Go line by line through the entries and show those that hold the string "wurde".

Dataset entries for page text
Start of Block

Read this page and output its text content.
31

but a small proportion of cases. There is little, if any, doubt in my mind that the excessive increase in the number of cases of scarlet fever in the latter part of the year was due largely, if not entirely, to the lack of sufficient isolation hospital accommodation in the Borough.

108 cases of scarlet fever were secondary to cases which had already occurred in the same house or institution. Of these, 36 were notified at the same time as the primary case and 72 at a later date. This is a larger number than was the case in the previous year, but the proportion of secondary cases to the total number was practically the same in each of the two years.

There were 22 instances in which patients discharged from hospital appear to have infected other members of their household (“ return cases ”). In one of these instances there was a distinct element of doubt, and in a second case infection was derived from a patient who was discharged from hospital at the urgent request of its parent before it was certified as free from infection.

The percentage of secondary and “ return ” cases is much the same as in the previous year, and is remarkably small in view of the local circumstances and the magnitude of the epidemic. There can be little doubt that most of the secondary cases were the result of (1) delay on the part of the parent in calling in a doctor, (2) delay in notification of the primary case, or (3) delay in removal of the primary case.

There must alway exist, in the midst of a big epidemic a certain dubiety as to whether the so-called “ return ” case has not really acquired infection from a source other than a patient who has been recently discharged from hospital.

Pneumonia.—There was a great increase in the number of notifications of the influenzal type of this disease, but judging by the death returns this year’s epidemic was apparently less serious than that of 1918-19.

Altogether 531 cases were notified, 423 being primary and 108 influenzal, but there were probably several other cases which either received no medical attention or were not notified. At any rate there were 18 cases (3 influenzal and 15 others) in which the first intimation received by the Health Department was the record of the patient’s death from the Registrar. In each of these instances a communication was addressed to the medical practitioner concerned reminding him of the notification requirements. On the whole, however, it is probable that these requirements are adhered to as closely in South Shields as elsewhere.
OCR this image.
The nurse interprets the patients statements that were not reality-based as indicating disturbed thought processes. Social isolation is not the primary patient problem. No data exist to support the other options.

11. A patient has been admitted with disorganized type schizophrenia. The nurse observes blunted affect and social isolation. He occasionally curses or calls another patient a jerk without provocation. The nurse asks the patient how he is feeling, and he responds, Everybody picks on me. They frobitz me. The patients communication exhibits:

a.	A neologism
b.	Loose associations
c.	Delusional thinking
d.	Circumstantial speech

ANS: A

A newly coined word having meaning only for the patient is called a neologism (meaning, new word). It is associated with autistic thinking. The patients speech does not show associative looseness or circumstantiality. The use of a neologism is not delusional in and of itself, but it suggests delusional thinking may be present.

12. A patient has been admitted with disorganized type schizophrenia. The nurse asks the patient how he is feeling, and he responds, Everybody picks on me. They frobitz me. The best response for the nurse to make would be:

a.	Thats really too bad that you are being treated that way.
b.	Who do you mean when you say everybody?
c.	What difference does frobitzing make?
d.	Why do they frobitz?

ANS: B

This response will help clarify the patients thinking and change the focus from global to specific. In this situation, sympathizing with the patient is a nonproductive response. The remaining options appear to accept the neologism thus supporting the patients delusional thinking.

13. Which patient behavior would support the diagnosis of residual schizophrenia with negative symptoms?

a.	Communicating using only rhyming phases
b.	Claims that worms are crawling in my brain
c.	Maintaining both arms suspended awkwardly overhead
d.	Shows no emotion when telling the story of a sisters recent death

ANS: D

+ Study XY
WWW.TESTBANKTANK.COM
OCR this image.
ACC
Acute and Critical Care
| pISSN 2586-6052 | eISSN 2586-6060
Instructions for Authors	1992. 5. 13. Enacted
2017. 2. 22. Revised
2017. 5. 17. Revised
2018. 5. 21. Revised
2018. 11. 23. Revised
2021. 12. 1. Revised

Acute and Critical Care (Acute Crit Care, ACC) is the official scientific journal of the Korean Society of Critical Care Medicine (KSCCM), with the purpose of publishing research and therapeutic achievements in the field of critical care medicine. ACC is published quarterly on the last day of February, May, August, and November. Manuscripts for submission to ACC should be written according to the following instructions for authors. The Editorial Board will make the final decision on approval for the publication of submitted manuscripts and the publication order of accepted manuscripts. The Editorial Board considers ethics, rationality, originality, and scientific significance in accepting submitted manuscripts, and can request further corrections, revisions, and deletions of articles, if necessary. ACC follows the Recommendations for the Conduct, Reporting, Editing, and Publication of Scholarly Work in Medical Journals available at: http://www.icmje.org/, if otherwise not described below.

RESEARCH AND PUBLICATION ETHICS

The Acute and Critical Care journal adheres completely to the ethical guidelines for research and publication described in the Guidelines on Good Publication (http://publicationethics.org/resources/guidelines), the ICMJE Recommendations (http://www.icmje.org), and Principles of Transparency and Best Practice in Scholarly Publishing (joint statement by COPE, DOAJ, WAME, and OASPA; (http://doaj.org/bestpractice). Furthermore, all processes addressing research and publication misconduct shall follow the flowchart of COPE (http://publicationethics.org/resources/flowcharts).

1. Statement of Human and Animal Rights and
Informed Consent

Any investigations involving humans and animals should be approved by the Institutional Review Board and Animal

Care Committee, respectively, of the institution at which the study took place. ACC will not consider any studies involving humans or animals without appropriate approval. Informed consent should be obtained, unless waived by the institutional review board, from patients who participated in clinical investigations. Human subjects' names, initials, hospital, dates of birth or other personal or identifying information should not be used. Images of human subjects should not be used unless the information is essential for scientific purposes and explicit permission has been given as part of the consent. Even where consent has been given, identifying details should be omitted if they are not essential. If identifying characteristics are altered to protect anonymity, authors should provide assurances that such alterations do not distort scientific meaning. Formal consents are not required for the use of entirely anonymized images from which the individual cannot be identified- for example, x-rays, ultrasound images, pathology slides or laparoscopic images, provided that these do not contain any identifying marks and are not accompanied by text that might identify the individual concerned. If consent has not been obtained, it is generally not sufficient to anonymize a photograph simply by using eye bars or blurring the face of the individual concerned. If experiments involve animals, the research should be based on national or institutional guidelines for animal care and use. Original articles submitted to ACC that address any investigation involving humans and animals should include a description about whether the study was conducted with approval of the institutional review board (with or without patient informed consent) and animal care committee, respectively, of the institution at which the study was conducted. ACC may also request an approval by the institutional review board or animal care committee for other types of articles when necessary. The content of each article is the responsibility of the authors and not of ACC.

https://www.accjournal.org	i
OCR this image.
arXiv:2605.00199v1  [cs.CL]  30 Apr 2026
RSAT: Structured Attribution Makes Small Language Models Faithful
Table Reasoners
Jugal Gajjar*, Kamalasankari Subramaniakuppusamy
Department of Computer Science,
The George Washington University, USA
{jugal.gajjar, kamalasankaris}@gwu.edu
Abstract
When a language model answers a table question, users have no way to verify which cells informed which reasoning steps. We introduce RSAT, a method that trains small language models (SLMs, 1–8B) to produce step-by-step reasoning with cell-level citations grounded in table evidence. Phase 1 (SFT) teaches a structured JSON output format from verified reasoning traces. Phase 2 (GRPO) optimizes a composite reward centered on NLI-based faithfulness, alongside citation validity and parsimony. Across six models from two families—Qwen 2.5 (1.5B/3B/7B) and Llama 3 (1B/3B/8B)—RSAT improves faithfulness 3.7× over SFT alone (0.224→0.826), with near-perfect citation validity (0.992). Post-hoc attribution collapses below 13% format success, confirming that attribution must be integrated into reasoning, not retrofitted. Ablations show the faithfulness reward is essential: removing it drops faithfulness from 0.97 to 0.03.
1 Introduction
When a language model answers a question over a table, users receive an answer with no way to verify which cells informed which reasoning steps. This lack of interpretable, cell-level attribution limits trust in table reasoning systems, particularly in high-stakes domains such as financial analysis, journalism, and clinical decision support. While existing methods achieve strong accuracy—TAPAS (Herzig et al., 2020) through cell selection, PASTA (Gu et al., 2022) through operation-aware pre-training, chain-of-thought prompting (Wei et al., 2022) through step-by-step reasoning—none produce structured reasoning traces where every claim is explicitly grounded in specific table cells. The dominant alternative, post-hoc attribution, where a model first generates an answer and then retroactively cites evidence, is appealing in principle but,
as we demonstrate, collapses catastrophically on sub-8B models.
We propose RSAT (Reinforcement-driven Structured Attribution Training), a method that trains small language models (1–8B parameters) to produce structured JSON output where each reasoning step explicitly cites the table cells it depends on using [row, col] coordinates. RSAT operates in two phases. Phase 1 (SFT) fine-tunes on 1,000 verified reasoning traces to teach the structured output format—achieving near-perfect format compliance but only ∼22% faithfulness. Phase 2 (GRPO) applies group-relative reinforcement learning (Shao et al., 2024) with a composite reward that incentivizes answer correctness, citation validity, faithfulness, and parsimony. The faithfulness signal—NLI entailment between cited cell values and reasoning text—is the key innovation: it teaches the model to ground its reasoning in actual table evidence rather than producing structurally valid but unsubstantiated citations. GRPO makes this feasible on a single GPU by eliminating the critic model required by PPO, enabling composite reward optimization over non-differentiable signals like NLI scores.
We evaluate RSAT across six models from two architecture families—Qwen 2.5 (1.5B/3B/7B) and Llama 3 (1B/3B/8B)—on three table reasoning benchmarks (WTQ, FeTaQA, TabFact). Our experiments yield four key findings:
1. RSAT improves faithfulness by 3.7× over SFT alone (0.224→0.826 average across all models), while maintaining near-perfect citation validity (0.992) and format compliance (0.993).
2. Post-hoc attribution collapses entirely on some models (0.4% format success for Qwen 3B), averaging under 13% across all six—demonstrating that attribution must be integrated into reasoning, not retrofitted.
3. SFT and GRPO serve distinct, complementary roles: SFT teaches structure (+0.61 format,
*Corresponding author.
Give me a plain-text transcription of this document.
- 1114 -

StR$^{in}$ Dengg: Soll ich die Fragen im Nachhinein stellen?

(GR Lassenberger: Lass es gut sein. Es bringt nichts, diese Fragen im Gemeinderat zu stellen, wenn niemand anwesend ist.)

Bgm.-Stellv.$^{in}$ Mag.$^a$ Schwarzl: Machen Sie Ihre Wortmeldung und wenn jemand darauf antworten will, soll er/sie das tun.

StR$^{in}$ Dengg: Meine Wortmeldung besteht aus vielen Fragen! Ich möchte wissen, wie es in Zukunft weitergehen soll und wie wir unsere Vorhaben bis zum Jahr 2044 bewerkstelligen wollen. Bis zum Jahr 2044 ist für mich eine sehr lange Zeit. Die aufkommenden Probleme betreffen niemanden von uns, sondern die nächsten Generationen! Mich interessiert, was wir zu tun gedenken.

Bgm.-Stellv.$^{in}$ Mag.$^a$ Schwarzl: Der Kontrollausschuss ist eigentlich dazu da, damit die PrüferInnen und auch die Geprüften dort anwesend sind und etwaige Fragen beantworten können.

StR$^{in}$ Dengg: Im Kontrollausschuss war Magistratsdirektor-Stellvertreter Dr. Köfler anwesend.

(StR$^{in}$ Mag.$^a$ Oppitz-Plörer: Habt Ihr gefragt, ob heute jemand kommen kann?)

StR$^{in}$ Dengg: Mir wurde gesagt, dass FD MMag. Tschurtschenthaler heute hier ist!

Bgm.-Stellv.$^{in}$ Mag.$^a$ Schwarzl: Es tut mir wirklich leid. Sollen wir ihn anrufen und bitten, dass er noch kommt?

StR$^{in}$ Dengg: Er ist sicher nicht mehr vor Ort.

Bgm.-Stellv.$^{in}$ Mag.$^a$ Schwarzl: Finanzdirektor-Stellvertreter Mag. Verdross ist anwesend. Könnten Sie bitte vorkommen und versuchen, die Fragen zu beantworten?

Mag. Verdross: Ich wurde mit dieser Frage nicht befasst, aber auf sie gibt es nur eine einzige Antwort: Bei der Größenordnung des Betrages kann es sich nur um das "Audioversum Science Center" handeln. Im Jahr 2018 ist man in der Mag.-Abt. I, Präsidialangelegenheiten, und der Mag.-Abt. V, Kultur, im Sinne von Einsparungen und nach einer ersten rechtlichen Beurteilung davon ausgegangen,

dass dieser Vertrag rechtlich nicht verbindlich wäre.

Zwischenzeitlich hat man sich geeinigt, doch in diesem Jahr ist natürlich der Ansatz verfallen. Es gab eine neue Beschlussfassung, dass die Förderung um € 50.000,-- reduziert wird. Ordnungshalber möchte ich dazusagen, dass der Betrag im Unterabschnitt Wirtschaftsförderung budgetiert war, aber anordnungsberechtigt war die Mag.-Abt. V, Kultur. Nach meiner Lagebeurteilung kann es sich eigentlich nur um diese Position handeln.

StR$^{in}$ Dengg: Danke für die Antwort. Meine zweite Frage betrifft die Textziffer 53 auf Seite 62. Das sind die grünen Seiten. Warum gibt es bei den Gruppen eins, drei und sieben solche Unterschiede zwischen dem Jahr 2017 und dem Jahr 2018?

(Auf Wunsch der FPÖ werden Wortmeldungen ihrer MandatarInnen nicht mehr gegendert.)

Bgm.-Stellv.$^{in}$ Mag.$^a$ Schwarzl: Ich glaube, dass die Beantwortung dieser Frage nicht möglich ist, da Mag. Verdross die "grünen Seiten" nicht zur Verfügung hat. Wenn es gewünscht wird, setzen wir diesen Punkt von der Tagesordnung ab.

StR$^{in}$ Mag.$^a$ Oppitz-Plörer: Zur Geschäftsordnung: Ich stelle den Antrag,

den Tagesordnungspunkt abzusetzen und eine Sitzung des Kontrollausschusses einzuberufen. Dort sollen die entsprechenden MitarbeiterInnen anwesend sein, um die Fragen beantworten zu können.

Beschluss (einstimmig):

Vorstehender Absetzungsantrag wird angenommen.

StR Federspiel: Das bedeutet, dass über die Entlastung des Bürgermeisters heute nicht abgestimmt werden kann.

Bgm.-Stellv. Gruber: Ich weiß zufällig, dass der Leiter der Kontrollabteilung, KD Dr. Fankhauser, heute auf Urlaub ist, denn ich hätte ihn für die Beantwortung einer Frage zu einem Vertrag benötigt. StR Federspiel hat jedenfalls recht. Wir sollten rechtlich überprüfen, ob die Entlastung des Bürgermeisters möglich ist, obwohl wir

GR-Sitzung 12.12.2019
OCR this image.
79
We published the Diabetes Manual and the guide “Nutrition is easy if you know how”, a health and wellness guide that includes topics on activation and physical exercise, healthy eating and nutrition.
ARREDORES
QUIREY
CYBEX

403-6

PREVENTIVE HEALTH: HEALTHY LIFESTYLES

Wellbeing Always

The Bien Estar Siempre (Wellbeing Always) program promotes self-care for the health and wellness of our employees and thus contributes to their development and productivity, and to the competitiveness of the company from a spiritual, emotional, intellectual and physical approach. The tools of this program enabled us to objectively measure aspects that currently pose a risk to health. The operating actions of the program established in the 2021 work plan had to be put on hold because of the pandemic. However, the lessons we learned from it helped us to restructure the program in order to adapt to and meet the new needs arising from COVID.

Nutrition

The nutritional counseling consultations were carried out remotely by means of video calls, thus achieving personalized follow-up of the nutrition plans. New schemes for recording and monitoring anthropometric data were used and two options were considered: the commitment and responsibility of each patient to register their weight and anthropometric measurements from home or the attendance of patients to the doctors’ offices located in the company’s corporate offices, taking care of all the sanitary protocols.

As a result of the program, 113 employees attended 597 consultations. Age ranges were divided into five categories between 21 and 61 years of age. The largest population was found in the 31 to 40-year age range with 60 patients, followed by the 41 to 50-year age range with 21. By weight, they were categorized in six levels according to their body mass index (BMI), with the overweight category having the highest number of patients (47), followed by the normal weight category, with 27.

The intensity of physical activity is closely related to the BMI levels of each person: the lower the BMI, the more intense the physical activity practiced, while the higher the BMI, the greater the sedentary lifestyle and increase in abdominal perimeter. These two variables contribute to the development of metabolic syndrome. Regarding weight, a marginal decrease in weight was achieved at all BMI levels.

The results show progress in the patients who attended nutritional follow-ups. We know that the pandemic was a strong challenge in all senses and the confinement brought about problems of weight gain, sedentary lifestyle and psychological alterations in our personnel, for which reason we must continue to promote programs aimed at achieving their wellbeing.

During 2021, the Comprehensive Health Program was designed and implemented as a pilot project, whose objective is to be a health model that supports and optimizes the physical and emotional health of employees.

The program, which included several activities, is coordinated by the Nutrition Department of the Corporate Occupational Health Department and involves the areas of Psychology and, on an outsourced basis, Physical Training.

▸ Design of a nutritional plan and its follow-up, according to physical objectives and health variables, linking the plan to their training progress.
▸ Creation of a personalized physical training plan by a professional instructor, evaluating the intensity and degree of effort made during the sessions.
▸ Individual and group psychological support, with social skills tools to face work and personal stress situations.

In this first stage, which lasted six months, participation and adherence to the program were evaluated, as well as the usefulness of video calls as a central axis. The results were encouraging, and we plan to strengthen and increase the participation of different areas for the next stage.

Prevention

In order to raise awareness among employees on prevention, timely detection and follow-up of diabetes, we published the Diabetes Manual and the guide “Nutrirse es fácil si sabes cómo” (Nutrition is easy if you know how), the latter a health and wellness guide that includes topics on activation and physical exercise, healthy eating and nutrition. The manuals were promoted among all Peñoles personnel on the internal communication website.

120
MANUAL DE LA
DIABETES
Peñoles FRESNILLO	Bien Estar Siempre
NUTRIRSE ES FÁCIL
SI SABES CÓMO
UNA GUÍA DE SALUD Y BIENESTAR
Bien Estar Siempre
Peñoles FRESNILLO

End of Block

• _Answer box_:
StR$^{in}$ Dengg: Mir wurde gesagt, dass FD MMag. Tschurtschenthaler heute hier ist!
Mag. Verdross: Ich wurde mit dieser Frage nicht befasst, aber auf sie gibt es nur eine einzige Antwort: Bei der Größenordnung des Betrages kann es sich nur um das "Audioversum Science Center" handeln. Im Jahr 2018 ist man in der Mag.-Abt. I, Präsidialangelegenheiten, und der Mag.-Abt. V, Kultur, im Sinne von Einsparungen und nach einer ersten rechtlichen Beurteilung davon ausgegangen,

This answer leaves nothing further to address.